WHAT IS EXPECTED: Return every line of the material below unchanged, and leave the pictures out of your answer.

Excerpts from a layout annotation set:
========================

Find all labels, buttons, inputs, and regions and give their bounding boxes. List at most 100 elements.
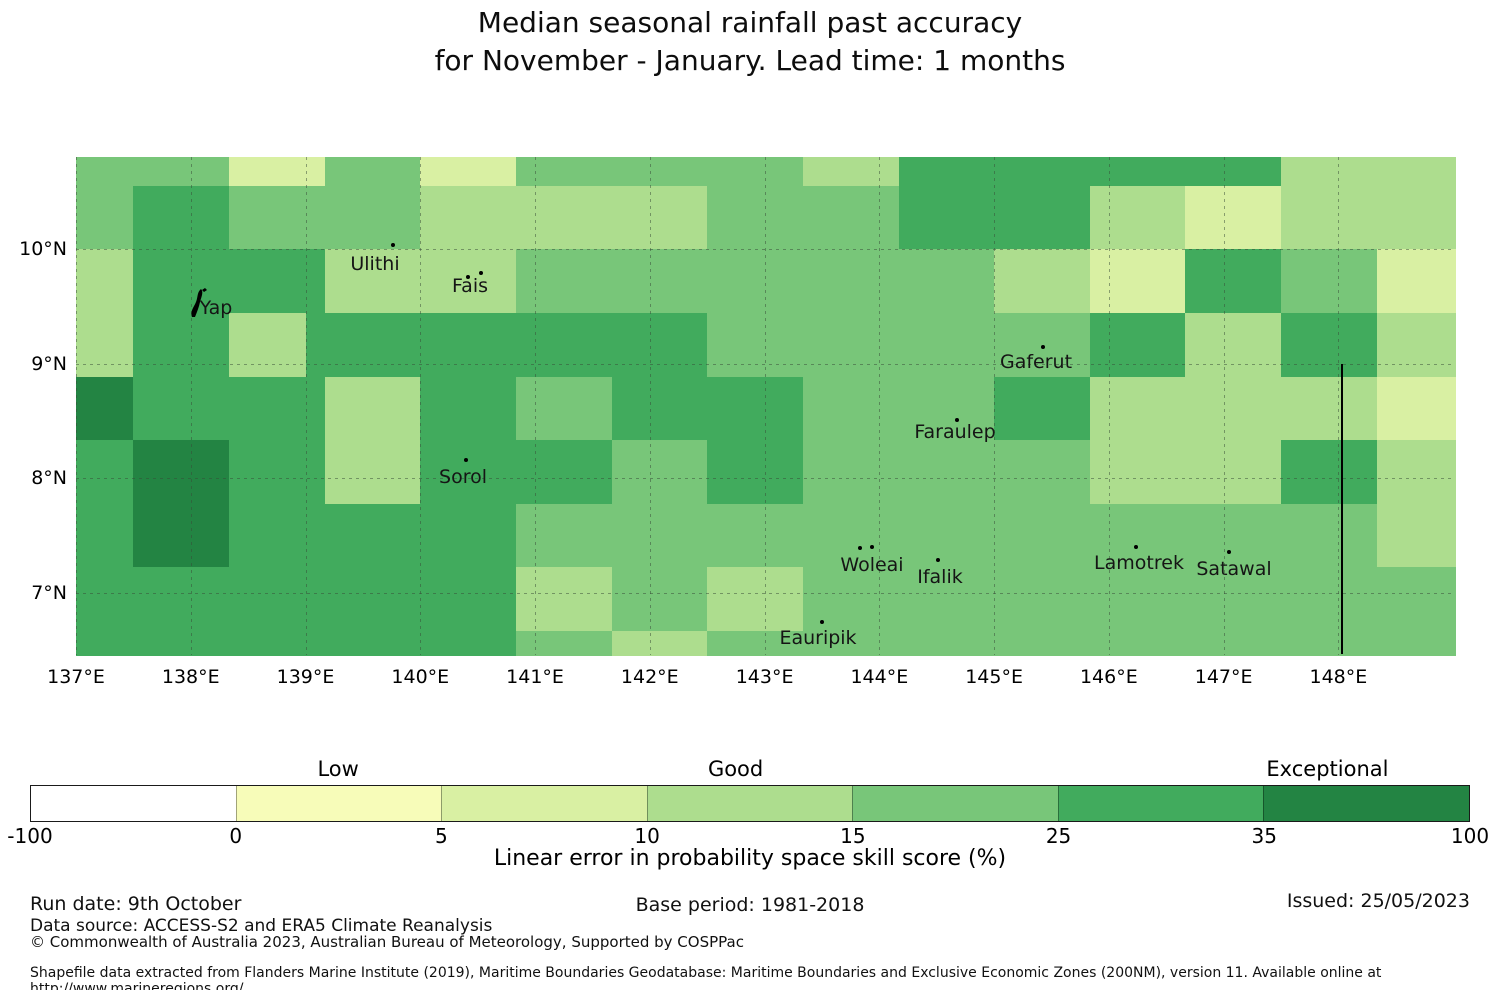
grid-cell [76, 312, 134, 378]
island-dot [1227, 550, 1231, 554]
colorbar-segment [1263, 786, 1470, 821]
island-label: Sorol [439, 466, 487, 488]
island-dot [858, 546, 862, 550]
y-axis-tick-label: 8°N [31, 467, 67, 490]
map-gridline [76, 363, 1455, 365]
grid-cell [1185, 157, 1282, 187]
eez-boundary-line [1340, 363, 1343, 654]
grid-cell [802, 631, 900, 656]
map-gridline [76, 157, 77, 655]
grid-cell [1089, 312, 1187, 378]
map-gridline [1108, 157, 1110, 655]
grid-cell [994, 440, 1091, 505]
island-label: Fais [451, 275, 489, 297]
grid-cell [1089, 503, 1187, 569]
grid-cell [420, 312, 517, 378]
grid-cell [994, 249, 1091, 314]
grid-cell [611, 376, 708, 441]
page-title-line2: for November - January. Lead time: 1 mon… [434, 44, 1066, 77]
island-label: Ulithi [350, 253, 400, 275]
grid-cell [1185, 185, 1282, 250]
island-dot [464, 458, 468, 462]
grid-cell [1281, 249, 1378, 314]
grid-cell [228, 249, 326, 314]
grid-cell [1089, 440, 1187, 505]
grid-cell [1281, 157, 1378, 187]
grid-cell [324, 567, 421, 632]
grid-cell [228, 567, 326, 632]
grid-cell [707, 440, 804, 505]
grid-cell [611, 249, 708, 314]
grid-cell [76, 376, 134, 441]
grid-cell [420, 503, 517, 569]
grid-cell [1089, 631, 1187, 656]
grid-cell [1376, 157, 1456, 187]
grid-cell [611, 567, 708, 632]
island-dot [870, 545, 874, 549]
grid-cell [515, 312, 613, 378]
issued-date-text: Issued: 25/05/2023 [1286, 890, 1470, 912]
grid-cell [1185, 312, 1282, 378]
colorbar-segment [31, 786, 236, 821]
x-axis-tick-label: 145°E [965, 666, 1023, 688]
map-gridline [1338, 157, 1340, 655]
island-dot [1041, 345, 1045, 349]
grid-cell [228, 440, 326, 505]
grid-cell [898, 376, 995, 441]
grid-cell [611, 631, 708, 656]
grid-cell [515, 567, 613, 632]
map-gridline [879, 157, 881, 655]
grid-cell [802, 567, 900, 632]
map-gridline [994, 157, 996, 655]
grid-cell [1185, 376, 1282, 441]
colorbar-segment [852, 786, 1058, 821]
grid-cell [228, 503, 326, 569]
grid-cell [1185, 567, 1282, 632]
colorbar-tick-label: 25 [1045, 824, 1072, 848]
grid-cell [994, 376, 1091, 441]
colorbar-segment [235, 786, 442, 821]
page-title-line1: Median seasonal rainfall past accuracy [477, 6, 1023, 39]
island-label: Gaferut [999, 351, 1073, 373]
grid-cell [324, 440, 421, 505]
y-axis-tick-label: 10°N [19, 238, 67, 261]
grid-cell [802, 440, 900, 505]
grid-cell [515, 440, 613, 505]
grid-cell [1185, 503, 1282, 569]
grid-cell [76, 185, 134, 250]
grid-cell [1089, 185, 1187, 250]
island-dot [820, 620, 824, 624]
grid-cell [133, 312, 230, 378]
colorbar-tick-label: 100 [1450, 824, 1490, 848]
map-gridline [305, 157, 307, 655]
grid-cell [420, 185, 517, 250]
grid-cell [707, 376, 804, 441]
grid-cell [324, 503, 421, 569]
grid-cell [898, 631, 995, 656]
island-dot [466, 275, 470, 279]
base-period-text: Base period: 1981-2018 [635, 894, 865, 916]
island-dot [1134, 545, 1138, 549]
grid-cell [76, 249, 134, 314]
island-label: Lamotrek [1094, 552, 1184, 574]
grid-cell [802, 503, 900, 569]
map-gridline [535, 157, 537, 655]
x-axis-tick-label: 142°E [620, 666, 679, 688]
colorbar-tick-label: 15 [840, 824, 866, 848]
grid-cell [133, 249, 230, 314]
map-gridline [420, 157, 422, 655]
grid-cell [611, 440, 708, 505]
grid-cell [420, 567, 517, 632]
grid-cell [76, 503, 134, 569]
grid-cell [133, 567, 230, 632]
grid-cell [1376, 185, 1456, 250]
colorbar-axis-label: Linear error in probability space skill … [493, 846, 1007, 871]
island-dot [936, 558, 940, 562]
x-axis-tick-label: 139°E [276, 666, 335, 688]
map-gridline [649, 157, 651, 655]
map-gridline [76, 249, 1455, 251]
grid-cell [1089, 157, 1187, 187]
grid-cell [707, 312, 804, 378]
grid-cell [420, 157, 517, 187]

========================

THE SOLUTION:
Find all labels, buttons, inputs, and regions and give their bounding boxes. List at most 100 elements.
grid-cell [76, 312, 134, 378]
island-dot [1227, 550, 1231, 554]
colorbar-segment [1263, 786, 1470, 821]
island-label: Sorol [439, 466, 487, 488]
island-dot [858, 546, 862, 550]
y-axis-tick-label: 8°N [31, 467, 67, 490]
map-gridline [76, 363, 1455, 365]
grid-cell [1185, 157, 1282, 187]
eez-boundary-line [1340, 363, 1343, 654]
grid-cell [802, 631, 900, 656]
map-gridline [76, 157, 77, 655]
grid-cell [1089, 312, 1187, 378]
map-gridline [1108, 157, 1110, 655]
grid-cell [994, 440, 1091, 505]
island-label: Fais [451, 275, 489, 297]
grid-cell [1089, 503, 1187, 569]
grid-cell [420, 312, 517, 378]
grid-cell [994, 249, 1091, 314]
grid-cell [611, 376, 708, 441]
page-title-line2: for November - January. Lead time: 1 mon… [434, 44, 1066, 77]
island-label: Ulithi [350, 253, 400, 275]
grid-cell [1185, 185, 1282, 250]
island-dot [464, 458, 468, 462]
grid-cell [1281, 249, 1378, 314]
grid-cell [228, 249, 326, 314]
grid-cell [1089, 440, 1187, 505]
grid-cell [1281, 157, 1378, 187]
grid-cell [324, 567, 421, 632]
grid-cell [228, 567, 326, 632]
grid-cell [707, 440, 804, 505]
grid-cell [611, 249, 708, 314]
grid-cell [76, 376, 134, 441]
grid-cell [420, 503, 517, 569]
grid-cell [1089, 631, 1187, 656]
grid-cell [1376, 157, 1456, 187]
grid-cell [611, 567, 708, 632]
island-dot [870, 545, 874, 549]
grid-cell [515, 312, 613, 378]
issued-date-text: Issued: 25/05/2023 [1286, 890, 1470, 912]
grid-cell [1185, 312, 1282, 378]
colorbar-segment [31, 786, 236, 821]
x-axis-tick-label: 145°E [965, 666, 1023, 688]
map-gridline [1338, 157, 1340, 655]
island-dot [1041, 345, 1045, 349]
grid-cell [228, 440, 326, 505]
grid-cell [898, 376, 995, 441]
grid-cell [611, 631, 708, 656]
grid-cell [515, 567, 613, 632]
map-gridline [879, 157, 881, 655]
grid-cell [802, 567, 900, 632]
map-gridline [994, 157, 996, 655]
grid-cell [1185, 376, 1282, 441]
colorbar-segment [852, 786, 1058, 821]
grid-cell [228, 503, 326, 569]
grid-cell [1185, 567, 1282, 632]
colorbar-tick-label: 25 [1045, 824, 1072, 848]
grid-cell [994, 376, 1091, 441]
colorbar-segment [235, 786, 442, 821]
page-title-line1: Median seasonal rainfall past accuracy [477, 6, 1023, 39]
island-label: Gaferut [999, 351, 1073, 373]
grid-cell [324, 440, 421, 505]
y-axis-tick-label: 10°N [19, 238, 67, 261]
grid-cell [802, 440, 900, 505]
grid-cell [515, 440, 613, 505]
grid-cell [1185, 503, 1282, 569]
grid-cell [76, 185, 134, 250]
grid-cell [1089, 185, 1187, 250]
island-dot [820, 620, 824, 624]
grid-cell [133, 312, 230, 378]
colorbar-tick-label: 100 [1450, 824, 1490, 848]
map-gridline [305, 157, 307, 655]
grid-cell [420, 185, 517, 250]
grid-cell [707, 376, 804, 441]
grid-cell [324, 503, 421, 569]
grid-cell [898, 631, 995, 656]
island-dot [466, 275, 470, 279]
base-period-text: Base period: 1981-2018 [635, 894, 865, 916]
island-dot [1134, 545, 1138, 549]
grid-cell [76, 249, 134, 314]
island-label: Lamotrek [1094, 552, 1184, 574]
grid-cell [802, 503, 900, 569]
map-gridline [535, 157, 537, 655]
x-axis-tick-label: 142°E [620, 666, 679, 688]
colorbar-tick-label: 15 [840, 824, 866, 848]
grid-cell [133, 249, 230, 314]
map-gridline [420, 157, 422, 655]
grid-cell [611, 440, 708, 505]
grid-cell [420, 567, 517, 632]
grid-cell [76, 503, 134, 569]
grid-cell [133, 567, 230, 632]
grid-cell [1376, 185, 1456, 250]
colorbar-axis-label: Linear error in probability space skill … [493, 846, 1007, 871]
island-dot [936, 558, 940, 562]
x-axis-tick-label: 139°E [276, 666, 335, 688]
map-gridline [649, 157, 651, 655]
map-gridline [76, 249, 1455, 251]
grid-cell [1089, 157, 1187, 187]
grid-cell [707, 312, 804, 378]
grid-cell [420, 157, 517, 187]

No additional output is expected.